## [Prompt]
Omit the images, then output each of the records below exactly.

** BEGIN **

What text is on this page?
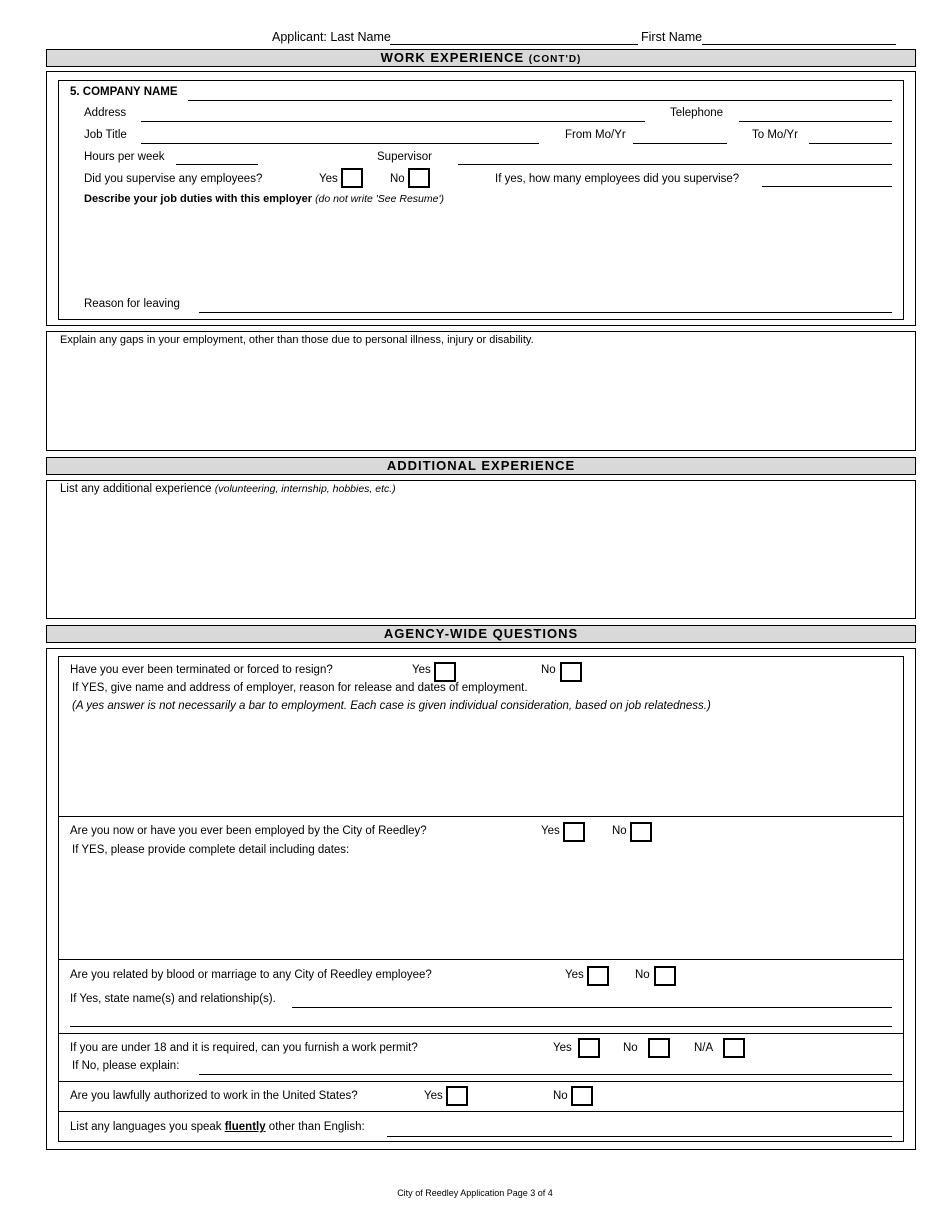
Applicant: Last Name	First Name
WORK EXPERIENCE (CONT'D)
5. COMPANY NAME
Address	Telephone
Job Title	From Mo/Yr	To Mo/Yr
Hours per week	Supervisor
Did you supervise any employees?	Yes	No	If yes, how many employees did you supervise?
Describe your job duties with this employer (do not write 'See Resume')
Reason for leaving
Explain any gaps in your employment, other than those due to personal illness, injury or disability.
ADDITIONAL EXPERIENCE
List any additional experience (volunteering, internship, hobbies, etc.)
AGENCY-WIDE QUESTIONS
Have you ever been terminated or forced to resign?	Yes	No
If YES, give name and address of employer, reason for release and dates of employment.
(A yes answer is not necessarily a bar to employment. Each case is given individual consideration, based on job relatedness.)
Are you now or have you ever been employed by the City of Reedley?	Yes	No
If YES, please provide complete detail including dates:
Are you related by blood or marriage to any City of Reedley employee?	Yes	No
If Yes, state name(s) and relationship(s).
If you are under 18 and it is required, can you furnish a work permit?	Yes	No	N/A
If No, please explain:
Are you lawfully authorized to work in the United States?	Yes	No
List any languages you speak fluently other than English:
City of Reedley Application Page 3 of 4
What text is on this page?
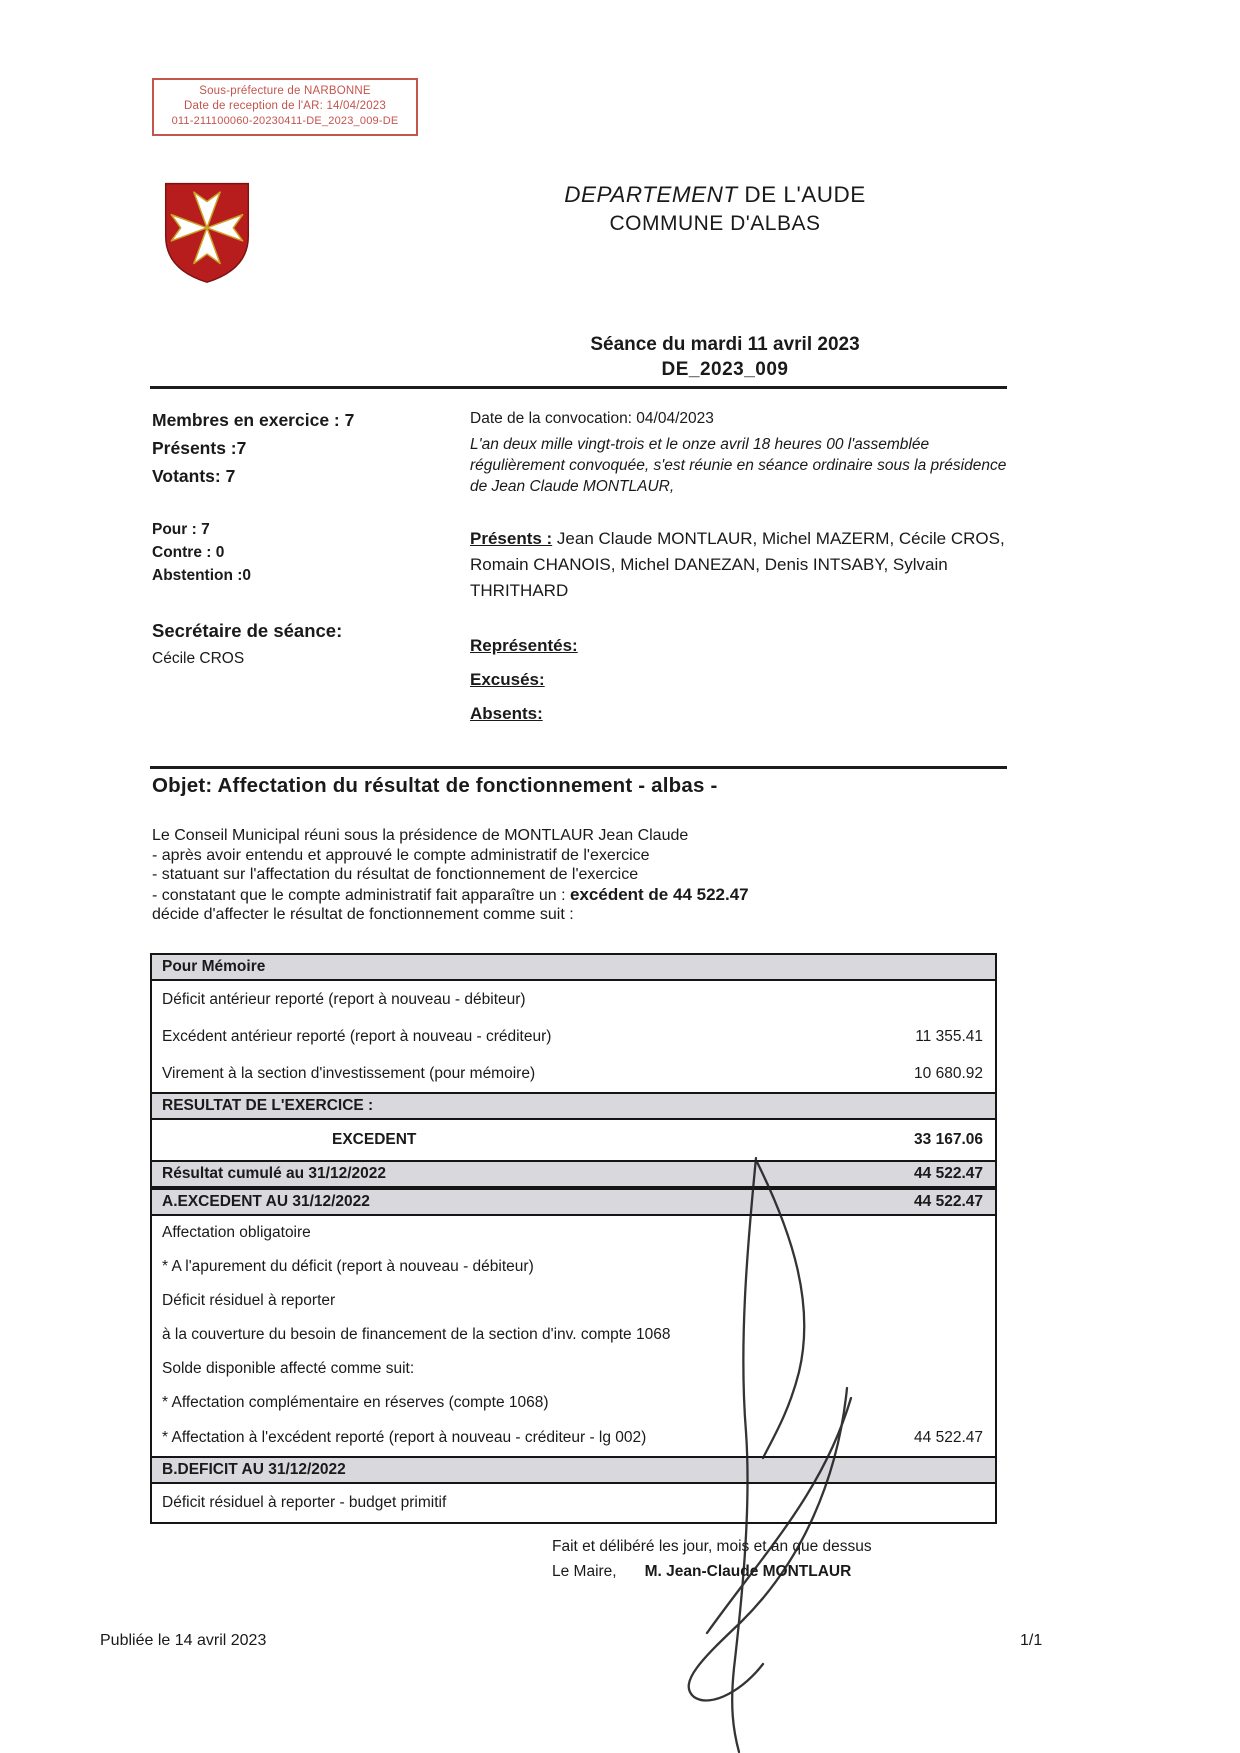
Sous-préfecture de NARBONNE
Date de reception de l'AR: 14/04/2023
011-211100060-20230411-DE_2023_009-DE
DEPARTEMENT DE L'AUDE
COMMUNE D'ALBAS
Séance du mardi 11 avril 2023
DE_2023_009
Membres en exercice : 7
Présents :7
Votants: 7
Pour : 7
Contre : 0
Abstention :0
Secrétaire de séance:
Cécile CROS
Date de la convocation: 04/04/2023
L'an deux mille vingt-trois et le onze avril 18 heures 00 l'assemblée régulièrement convoquée, s'est réunie en séance ordinaire sous la présidence de Jean Claude MONTLAUR,
Présents : Jean Claude MONTLAUR, Michel MAZERM, Cécile CROS, Romain CHANOIS, Michel DANEZAN, Denis INTSABY, Sylvain THRITHARD
Représentés:
Excusés:
Absents:
Objet: Affectation du résultat de fonctionnement - albas -
Le Conseil Municipal réuni sous la présidence de MONTLAUR Jean Claude
- après avoir entendu et approuvé le compte administratif de l'exercice
- statuant sur l'affectation du résultat de fonctionnement de l'exercice
- constatant que le compte administratif fait apparaître un : excédent de 44 522.47
décide d'affecter le résultat de fonctionnement comme suit :
Pour Mémoire
Déficit antérieur reporté (report à nouveau - débiteur)
Excédent antérieur reporté (report à nouveau - créditeur)	11 355.41
Virement à la section d'investissement (pour mémoire)	10 680.92
RESULTAT DE L'EXERCICE :
EXCEDENT	33 167.06
Résultat cumulé au 31/12/2022	44 522.47
A.EXCEDENT AU 31/12/2022	44 522.47
Affectation obligatoire
* A l'apurement du déficit (report à nouveau - débiteur)
Déficit résiduel à reporter
à la couverture du besoin de financement de la section d'inv. compte 1068
Solde disponible affecté comme suit:
* Affectation complémentaire en réserves (compte 1068)
* Affectation à l'excédent reporté (report à nouveau - créditeur - lg 002)	44 522.47
B.DEFICIT AU 31/12/2022
Déficit résiduel à reporter - budget primitif
Fait et délibéré les jour, mois et an que dessus
Le Maire, M. Jean-Claude MONTLAUR
Publiée le 14 avril 2023	1/1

** END **

## [Response]
What text is on this page?
Applicant: Last Name	First Name
WORK EXPERIENCE (CONT'D)
5. COMPANY NAME
Address	Telephone
Job Title	From Mo/Yr	To Mo/Yr
Hours per week	Supervisor
Did you supervise any employees?	Yes	No	If yes, how many employees did you supervise?
Describe your job duties with this employer (do not write 'See Resume')
Reason for leaving
Explain any gaps in your employment, other than those due to personal illness, injury or disability.
ADDITIONAL EXPERIENCE
List any additional experience (volunteering, internship, hobbies, etc.)
AGENCY-WIDE QUESTIONS
Have you ever been terminated or forced to resign?	Yes	No
If YES, give name and address of employer, reason for release and dates of employment.
(A yes answer is not necessarily a bar to employment. Each case is given individual consideration, based on job relatedness.)
Are you now or have you ever been employed by the City of Reedley?	Yes	No
If YES, please provide complete detail including dates:
Are you related by blood or marriage to any City of Reedley employee?	Yes	No
If Yes, state name(s) and relationship(s).
If you are under 18 and it is required, can you furnish a work permit?	Yes	No	N/A
If No, please explain:
Are you lawfully authorized to work in the United States?	Yes	No
List any languages you speak fluently other than English:
City of Reedley Application Page 3 of 4
What text is on this page?
Sous-préfecture de NARBONNE
Date de reception de l'AR: 14/04/2023
011-211100060-20230411-DE_2023_009-DE
DEPARTEMENT DE L'AUDE
COMMUNE D'ALBAS
Séance du mardi 11 avril 2023
DE_2023_009
Membres en exercice : 7
Présents :7
Votants: 7
Pour : 7
Contre : 0
Abstention :0
Secrétaire de séance:
Cécile CROS
Date de la convocation: 04/04/2023
L'an deux mille vingt-trois et le onze avril 18 heures 00 l'assemblée régulièrement convoquée, s'est réunie en séance ordinaire sous la présidence de Jean Claude MONTLAUR,
Présents : Jean Claude MONTLAUR, Michel MAZERM, Cécile CROS, Romain CHANOIS, Michel DANEZAN, Denis INTSABY, Sylvain THRITHARD
Représentés:
Excusés:
Absents:
Objet: Affectation du résultat de fonctionnement - albas -
Le Conseil Municipal réuni sous la présidence de MONTLAUR Jean Claude
- après avoir entendu et approuvé le compte administratif de l'exercice
- statuant sur l'affectation du résultat de fonctionnement de l'exercice
- constatant que le compte administratif fait apparaître un : excédent de 44 522.47
décide d'affecter le résultat de fonctionnement comme suit :
Pour Mémoire
Déficit antérieur reporté (report à nouveau - débiteur)
Excédent antérieur reporté (report à nouveau - créditeur)	11 355.41
Virement à la section d'investissement (pour mémoire)	10 680.92
RESULTAT DE L'EXERCICE :
EXCEDENT	33 167.06
Résultat cumulé au 31/12/2022	44 522.47
A.EXCEDENT AU 31/12/2022	44 522.47
Affectation obligatoire
* A l'apurement du déficit (report à nouveau - débiteur)
Déficit résiduel à reporter
à la couverture du besoin de financement de la section d'inv. compte 1068
Solde disponible affecté comme suit:
* Affectation complémentaire en réserves (compte 1068)
* Affectation à l'excédent reporté (report à nouveau - créditeur - lg 002)	44 522.47
B.DEFICIT AU 31/12/2022
Déficit résiduel à reporter - budget primitif
Fait et délibéré les jour, mois et an que dessus
Le Maire, M. Jean-Claude MONTLAUR
Publiée le 14 avril 2023	1/1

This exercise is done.